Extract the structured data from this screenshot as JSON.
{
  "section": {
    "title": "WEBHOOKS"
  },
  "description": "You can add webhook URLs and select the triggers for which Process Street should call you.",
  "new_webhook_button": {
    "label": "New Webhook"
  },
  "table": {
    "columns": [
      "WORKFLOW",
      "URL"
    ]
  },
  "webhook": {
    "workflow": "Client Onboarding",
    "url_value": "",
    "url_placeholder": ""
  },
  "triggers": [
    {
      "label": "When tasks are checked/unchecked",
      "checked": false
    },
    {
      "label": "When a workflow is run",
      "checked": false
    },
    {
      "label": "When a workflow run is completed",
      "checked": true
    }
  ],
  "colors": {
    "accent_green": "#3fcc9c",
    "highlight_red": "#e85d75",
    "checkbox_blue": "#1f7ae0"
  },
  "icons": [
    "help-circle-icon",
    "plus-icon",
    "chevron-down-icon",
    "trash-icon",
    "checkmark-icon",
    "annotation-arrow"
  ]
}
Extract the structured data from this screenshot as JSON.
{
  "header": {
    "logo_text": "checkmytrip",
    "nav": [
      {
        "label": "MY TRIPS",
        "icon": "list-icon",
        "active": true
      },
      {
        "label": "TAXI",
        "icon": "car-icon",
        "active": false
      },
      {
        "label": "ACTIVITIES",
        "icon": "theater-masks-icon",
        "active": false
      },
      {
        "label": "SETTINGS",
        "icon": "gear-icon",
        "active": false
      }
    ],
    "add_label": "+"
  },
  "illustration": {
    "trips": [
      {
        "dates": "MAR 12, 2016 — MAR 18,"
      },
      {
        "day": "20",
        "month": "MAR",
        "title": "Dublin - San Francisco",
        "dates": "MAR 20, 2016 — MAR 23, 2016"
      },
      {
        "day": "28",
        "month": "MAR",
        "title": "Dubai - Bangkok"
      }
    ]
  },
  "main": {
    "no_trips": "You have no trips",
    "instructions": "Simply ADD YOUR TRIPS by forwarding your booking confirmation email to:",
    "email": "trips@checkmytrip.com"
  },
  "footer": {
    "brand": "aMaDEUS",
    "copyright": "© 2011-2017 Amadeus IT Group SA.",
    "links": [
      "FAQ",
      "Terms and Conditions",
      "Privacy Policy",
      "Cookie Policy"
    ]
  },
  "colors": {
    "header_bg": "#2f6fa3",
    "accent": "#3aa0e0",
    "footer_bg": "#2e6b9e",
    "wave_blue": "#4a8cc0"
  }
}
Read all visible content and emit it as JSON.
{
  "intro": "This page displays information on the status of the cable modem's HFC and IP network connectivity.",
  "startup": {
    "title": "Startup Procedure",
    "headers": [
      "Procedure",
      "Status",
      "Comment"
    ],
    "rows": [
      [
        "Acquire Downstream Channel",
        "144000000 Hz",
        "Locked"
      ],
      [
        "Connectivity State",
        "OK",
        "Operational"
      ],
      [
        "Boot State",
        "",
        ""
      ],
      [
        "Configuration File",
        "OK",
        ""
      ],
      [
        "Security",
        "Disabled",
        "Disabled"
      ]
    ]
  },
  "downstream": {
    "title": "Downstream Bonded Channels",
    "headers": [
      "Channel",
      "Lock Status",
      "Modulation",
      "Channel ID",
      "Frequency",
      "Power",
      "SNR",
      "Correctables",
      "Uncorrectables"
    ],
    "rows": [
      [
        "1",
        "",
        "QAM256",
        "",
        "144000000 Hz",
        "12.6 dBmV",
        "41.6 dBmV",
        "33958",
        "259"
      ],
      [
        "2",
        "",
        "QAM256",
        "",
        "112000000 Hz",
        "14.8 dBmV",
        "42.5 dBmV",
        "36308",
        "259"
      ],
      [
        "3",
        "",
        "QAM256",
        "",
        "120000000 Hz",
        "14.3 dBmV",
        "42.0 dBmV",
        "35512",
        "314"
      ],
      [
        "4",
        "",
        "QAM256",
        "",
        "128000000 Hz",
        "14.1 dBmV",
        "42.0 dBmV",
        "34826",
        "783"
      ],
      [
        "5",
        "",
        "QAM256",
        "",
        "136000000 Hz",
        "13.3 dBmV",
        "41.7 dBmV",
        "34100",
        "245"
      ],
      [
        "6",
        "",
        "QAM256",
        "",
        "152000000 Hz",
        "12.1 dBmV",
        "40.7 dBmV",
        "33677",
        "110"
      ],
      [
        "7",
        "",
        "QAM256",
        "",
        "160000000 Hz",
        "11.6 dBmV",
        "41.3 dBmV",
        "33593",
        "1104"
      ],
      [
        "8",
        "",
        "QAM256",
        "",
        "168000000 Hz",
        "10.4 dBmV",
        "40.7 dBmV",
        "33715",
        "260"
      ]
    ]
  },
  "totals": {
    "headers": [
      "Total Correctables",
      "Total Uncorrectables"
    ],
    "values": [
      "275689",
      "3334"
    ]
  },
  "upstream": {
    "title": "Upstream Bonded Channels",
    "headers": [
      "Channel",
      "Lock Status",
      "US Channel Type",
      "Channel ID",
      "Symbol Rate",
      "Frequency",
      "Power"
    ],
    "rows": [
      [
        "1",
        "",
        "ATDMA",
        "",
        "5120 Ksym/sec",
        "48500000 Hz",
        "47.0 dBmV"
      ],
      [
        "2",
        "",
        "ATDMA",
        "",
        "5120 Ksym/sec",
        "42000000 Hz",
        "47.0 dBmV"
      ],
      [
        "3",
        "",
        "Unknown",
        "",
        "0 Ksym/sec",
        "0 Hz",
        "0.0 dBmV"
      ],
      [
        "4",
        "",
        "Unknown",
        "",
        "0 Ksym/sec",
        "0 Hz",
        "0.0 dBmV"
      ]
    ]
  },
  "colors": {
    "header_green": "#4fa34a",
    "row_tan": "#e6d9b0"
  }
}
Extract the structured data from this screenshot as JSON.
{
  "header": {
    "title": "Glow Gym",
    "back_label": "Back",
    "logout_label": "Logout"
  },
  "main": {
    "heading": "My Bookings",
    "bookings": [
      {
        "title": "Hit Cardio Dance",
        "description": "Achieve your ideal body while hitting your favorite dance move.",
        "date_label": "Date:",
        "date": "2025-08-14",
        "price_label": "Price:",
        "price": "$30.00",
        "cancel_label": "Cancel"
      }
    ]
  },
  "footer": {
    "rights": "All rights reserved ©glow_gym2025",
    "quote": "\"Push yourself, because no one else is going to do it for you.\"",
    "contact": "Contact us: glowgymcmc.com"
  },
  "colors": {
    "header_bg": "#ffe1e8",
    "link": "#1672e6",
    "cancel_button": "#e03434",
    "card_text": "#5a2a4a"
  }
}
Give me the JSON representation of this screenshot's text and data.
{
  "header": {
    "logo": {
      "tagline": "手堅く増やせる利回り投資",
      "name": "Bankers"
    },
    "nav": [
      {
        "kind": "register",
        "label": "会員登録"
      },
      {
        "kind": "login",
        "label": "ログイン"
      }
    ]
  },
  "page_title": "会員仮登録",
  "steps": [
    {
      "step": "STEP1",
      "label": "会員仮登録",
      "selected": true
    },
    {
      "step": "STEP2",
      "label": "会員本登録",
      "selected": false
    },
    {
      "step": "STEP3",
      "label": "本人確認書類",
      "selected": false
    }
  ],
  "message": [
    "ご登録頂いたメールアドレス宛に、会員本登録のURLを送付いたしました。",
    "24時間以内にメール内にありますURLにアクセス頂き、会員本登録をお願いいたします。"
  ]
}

→ **What the exercise asks**
Once more, set down the full listing, verbatim.

→ **Task output**
Extract the structured data from this screenshot as JSON.
{
  "section": {
    "title": "WEBHOOKS"
  },
  "description": "You can add webhook URLs and select the triggers for which Process Street should call you.",
  "new_webhook_button": {
    "label": "New Webhook"
  },
  "table": {
    "columns": [
      "WORKFLOW",
      "URL"
    ]
  },
  "webhook": {
    "workflow": "Client Onboarding",
    "url_value": "",
    "url_placeholder": ""
  },
  "triggers": [
    {
      "label": "When tasks are checked/unchecked",
      "checked": false
    },
    {
      "label": "When a workflow is run",
      "checked": false
    },
    {
      "label": "When a workflow run is completed",
      "checked": true
    }
  ],
  "colors": {
    "accent_green": "#3fcc9c",
    "highlight_red": "#e85d75",
    "checkbox_blue": "#1f7ae0"
  },
  "icons": [
    "help-circle-icon",
    "plus-icon",
    "chevron-down-icon",
    "trash-icon",
    "checkmark-icon",
    "annotation-arrow"
  ]
}
Extract the structured data from this screenshot as JSON.
{
  "header": {
    "logo_text": "checkmytrip",
    "nav": [
      {
        "label": "MY TRIPS",
        "icon": "list-icon",
        "active": true
      },
      {
        "label": "TAXI",
        "icon": "car-icon",
        "active": false
      },
      {
        "label": "ACTIVITIES",
        "icon": "theater-masks-icon",
        "active": false
      },
      {
        "label": "SETTINGS",
        "icon": "gear-icon",
        "active": false
      }
    ],
    "add_label": "+"
  },
  "illustration": {
    "trips": [
      {
        "dates": "MAR 12, 2016 — MAR 18,"
      },
      {
        "day": "20",
        "month": "MAR",
        "title": "Dublin - San Francisco",
        "dates": "MAR 20, 2016 — MAR 23, 2016"
      },
      {
        "day": "28",
        "month": "MAR",
        "title": "Dubai - Bangkok"
      }
    ]
  },
  "main": {
    "no_trips": "You have no trips",
    "instructions": "Simply ADD YOUR TRIPS by forwarding your booking confirmation email to:",
    "email": "trips@checkmytrip.com"
  },
  "footer": {
    "brand": "aMaDEUS",
    "copyright": "© 2011-2017 Amadeus IT Group SA.",
    "links": [
      "FAQ",
      "Terms and Conditions",
      "Privacy Policy",
      "Cookie Policy"
    ]
  },
  "colors": {
    "header_bg": "#2f6fa3",
    "accent": "#3aa0e0",
    "footer_bg": "#2e6b9e",
    "wave_blue": "#4a8cc0"
  }
}
Read all visible content and emit it as JSON.
{
  "intro": "This page displays information on the status of the cable modem's HFC and IP network connectivity.",
  "startup": {
    "title": "Startup Procedure",
    "headers": [
      "Procedure",
      "Status",
      "Comment"
    ],
    "rows": [
      [
        "Acquire Downstream Channel",
        "144000000 Hz",
        "Locked"
      ],
      [
        "Connectivity State",
        "OK",
        "Operational"
      ],
      [
        "Boot State",
        "",
        ""
      ],
      [
        "Configuration File",
        "OK",
        ""
      ],
      [
        "Security",
        "Disabled",
        "Disabled"
      ]
    ]
  },
  "downstream": {
    "title": "Downstream Bonded Channels",
    "headers": [
      "Channel",
      "Lock Status",
      "Modulation",
      "Channel ID",
      "Frequency",
      "Power",
      "SNR",
      "Correctables",
      "Uncorrectables"
    ],
    "rows": [
      [
        "1",
        "",
        "QAM256",
        "",
        "144000000 Hz",
        "12.6 dBmV",
        "41.6 dBmV",
        "33958",
        "259"
      ],
      [
        "2",
        "",
        "QAM256",
        "",
        "112000000 Hz",
        "14.8 dBmV",
        "42.5 dBmV",
        "36308",
        "259"
      ],
      [
        "3",
        "",
        "QAM256",
        "",
        "120000000 Hz",
        "14.3 dBmV",
        "42.0 dBmV",
        "35512",
        "314"
      ],
      [
        "4",
        "",
        "QAM256",
        "",
        "128000000 Hz",
        "14.1 dBmV",
        "42.0 dBmV",
        "34826",
        "783"
      ],
      [
        "5",
        "",
        "QAM256",
        "",
        "136000000 Hz",
        "13.3 dBmV",
        "41.7 dBmV",
        "34100",
        "245"
      ],
      [
        "6",
        "",
        "QAM256",
        "",
        "152000000 Hz",
        "12.1 dBmV",
        "40.7 dBmV",
        "33677",
        "110"
      ],
      [
        "7",
        "",
        "QAM256",
        "",
        "160000000 Hz",
        "11.6 dBmV",
        "41.3 dBmV",
        "33593",
        "1104"
      ],
      [
        "8",
        "",
        "QAM256",
        "",
        "168000000 Hz",
        "10.4 dBmV",
        "40.7 dBmV",
        "33715",
        "260"
      ]
    ]
  },
  "totals": {
    "headers": [
      "Total Correctables",
      "Total Uncorrectables"
    ],
    "values": [
      "275689",
      "3334"
    ]
  },
  "upstream": {
    "title": "Upstream Bonded Channels",
    "headers": [
      "Channel",
      "Lock Status",
      "US Channel Type",
      "Channel ID",
      "Symbol Rate",
      "Frequency",
      "Power"
    ],
    "rows": [
      [
        "1",
        "",
        "ATDMA",
        "",
        "5120 Ksym/sec",
        "48500000 Hz",
        "47.0 dBmV"
      ],
      [
        "2",
        "",
        "ATDMA",
        "",
        "5120 Ksym/sec",
        "42000000 Hz",
        "47.0 dBmV"
      ],
      [
        "3",
        "",
        "Unknown",
        "",
        "0 Ksym/sec",
        "0 Hz",
        "0.0 dBmV"
      ],
      [
        "4",
        "",
        "Unknown",
        "",
        "0 Ksym/sec",
        "0 Hz",
        "0.0 dBmV"
      ]
    ]
  },
  "colors": {
    "header_green": "#4fa34a",
    "row_tan": "#e6d9b0"
  }
}
Extract the structured data from this screenshot as JSON.
{
  "header": {
    "title": "Glow Gym",
    "back_label": "Back",
    "logout_label": "Logout"
  },
  "main": {
    "heading": "My Bookings",
    "bookings": [
      {
        "title": "Hit Cardio Dance",
        "description": "Achieve your ideal body while hitting your favorite dance move.",
        "date_label": "Date:",
        "date": "2025-08-14",
        "price_label": "Price:",
        "price": "$30.00",
        "cancel_label": "Cancel"
      }
    ]
  },
  "footer": {
    "rights": "All rights reserved ©glow_gym2025",
    "quote": "\"Push yourself, because no one else is going to do it for you.\"",
    "contact": "Contact us: glowgymcmc.com"
  },
  "colors": {
    "header_bg": "#ffe1e8",
    "link": "#1672e6",
    "cancel_button": "#e03434",
    "card_text": "#5a2a4a"
  }
}
Give me the JSON representation of this screenshot's text and data.
{
  "header": {
    "logo": {
      "tagline": "手堅く増やせる利回り投資",
      "name": "Bankers"
    },
    "nav": [
      {
        "kind": "register",
        "label": "会員登録"
      },
      {
        "kind": "login",
        "label": "ログイン"
      }
    ]
  },
  "page_title": "会員仮登録",
  "steps": [
    {
      "step": "STEP1",
      "label": "会員仮登録",
      "selected": true
    },
    {
      "step": "STEP2",
      "label": "会員本登録",
      "selected": false
    },
    {
      "step": "STEP3",
      "label": "本人確認書類",
      "selected": false
    }
  ],
  "message": [
    "ご登録頂いたメールアドレス宛に、会員本登録のURLを送付いたしました。",
    "24時間以内にメール内にありますURLにアクセス頂き、会員本登録をお願いいたします。"
  ]
}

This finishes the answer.